Il problema:
Nel testo sul terremoto nelle Filippine, quale magnitudo attribuisce al sisma l'US Geological Survey?

Testo riportato:

Le autorità filippine hanno emesso avvisi di tsunami per numerose zone costiere del paese e per diverse nazioni della regione Asia-Pacifico.
Secondo l'US Geological Survey (USGS), il terremoto ha avuto una magnitudo di 7,8 sulla scala Richter e si è verificato poco prima delle 7:40 del mattino (ora locale). L'epicentro si trovava vicino all'isola di Mindanao, a una profondità di circa 35 chilometri sotto la superficie.
In precedenza, alcune agenzie di monitoraggio e organi di stampa avevano inizialmente registrato un'intensità del terremoto pari a 8,2 di magnitudo.
Subito dopo il terremoto, numerosi video sono stati condivisi sui social media, mostrando edifici che tremavano violentemente, crepe che apparivano nei soffitti e nei muri e detriti che cadevano per le strade. Gli abitanti delle zone colpite si sono precipitati fuori dalle loro case, uffici e negozi per mettersi in salvo.
Alcuni video mostrano edifici gravemente danneggiati, alcuni addirittura parzialmente crollati. Tuttavia, le autorità non hanno ancora reso nota l'entità completa dei danni causati dal terremoto.

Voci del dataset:

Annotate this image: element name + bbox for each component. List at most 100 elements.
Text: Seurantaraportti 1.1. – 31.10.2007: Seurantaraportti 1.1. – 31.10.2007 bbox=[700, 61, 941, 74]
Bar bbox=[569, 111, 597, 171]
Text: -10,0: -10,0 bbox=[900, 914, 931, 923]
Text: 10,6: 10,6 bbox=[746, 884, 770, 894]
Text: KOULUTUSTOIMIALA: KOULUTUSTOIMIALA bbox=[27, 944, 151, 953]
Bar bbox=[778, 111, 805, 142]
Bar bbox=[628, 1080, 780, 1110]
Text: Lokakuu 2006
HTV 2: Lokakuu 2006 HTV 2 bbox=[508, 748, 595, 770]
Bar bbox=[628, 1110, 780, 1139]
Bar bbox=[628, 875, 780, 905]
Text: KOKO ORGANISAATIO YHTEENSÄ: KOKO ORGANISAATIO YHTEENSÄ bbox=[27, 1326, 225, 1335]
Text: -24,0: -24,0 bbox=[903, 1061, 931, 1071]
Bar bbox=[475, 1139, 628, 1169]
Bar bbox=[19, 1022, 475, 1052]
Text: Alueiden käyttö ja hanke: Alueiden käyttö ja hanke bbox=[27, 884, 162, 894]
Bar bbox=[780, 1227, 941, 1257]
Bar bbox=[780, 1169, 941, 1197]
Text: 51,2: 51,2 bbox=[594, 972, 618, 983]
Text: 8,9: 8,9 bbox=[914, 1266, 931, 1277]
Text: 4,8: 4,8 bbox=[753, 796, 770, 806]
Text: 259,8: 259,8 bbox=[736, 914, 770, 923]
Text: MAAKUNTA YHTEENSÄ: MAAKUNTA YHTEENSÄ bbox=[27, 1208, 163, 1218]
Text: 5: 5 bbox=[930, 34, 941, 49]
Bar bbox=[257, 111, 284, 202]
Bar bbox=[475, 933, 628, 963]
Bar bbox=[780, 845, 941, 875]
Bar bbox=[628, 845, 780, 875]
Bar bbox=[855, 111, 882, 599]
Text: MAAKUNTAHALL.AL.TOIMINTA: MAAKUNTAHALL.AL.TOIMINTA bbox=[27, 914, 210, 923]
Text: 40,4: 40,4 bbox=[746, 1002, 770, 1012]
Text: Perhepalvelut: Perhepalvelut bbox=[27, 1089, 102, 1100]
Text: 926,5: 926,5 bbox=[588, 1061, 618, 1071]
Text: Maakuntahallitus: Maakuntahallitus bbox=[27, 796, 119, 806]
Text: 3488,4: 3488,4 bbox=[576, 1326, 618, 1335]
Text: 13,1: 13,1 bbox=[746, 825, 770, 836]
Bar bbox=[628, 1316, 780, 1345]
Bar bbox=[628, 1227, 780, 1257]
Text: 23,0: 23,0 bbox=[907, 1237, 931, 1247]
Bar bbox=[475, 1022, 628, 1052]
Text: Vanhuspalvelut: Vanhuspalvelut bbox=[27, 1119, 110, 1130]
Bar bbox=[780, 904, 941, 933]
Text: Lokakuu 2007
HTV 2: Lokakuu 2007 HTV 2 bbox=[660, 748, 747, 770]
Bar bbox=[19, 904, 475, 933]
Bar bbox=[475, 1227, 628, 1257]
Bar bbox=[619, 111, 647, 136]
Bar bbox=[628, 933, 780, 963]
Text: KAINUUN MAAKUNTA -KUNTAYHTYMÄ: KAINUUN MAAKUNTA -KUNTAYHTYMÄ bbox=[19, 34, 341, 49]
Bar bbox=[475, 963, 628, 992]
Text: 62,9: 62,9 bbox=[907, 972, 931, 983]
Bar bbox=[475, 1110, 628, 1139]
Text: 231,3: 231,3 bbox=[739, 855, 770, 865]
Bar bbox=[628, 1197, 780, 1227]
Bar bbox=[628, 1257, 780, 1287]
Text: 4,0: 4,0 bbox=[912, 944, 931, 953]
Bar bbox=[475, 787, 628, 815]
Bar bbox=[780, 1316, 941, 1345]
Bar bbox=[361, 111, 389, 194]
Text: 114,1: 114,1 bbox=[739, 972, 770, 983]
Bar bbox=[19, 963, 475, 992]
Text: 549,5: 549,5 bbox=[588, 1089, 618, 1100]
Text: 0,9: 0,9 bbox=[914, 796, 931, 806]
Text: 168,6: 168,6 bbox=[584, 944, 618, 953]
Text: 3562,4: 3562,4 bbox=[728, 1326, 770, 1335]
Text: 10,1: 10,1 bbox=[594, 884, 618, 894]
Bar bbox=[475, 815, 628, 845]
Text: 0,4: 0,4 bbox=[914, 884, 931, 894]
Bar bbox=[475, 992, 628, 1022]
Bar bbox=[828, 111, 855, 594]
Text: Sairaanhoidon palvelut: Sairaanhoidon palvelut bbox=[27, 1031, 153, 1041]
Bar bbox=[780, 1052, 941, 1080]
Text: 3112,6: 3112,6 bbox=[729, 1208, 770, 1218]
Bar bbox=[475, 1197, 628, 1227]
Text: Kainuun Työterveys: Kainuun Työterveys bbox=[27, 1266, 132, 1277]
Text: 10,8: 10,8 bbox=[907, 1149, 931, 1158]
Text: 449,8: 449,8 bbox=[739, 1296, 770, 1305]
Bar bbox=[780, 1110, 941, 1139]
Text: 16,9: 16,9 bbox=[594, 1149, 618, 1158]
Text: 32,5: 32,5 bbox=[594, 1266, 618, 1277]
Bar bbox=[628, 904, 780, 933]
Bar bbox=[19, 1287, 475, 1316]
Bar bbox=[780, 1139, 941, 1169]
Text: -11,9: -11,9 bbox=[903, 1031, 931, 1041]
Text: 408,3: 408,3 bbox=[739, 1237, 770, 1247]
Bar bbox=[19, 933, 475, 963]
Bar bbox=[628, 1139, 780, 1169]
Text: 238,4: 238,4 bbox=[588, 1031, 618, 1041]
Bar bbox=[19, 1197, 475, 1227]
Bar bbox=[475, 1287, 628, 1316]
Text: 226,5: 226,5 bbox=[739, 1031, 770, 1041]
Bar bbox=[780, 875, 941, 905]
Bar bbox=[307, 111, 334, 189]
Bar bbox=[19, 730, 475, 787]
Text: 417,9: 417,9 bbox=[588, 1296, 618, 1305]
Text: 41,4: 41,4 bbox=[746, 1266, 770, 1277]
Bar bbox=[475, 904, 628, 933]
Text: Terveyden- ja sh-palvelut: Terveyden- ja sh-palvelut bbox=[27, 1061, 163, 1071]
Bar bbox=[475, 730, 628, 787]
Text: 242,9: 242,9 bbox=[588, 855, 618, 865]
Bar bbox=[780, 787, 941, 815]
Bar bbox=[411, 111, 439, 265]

Soluzione dell'esercizio:
Una magnitudo di 7,8 sulla scala Richter.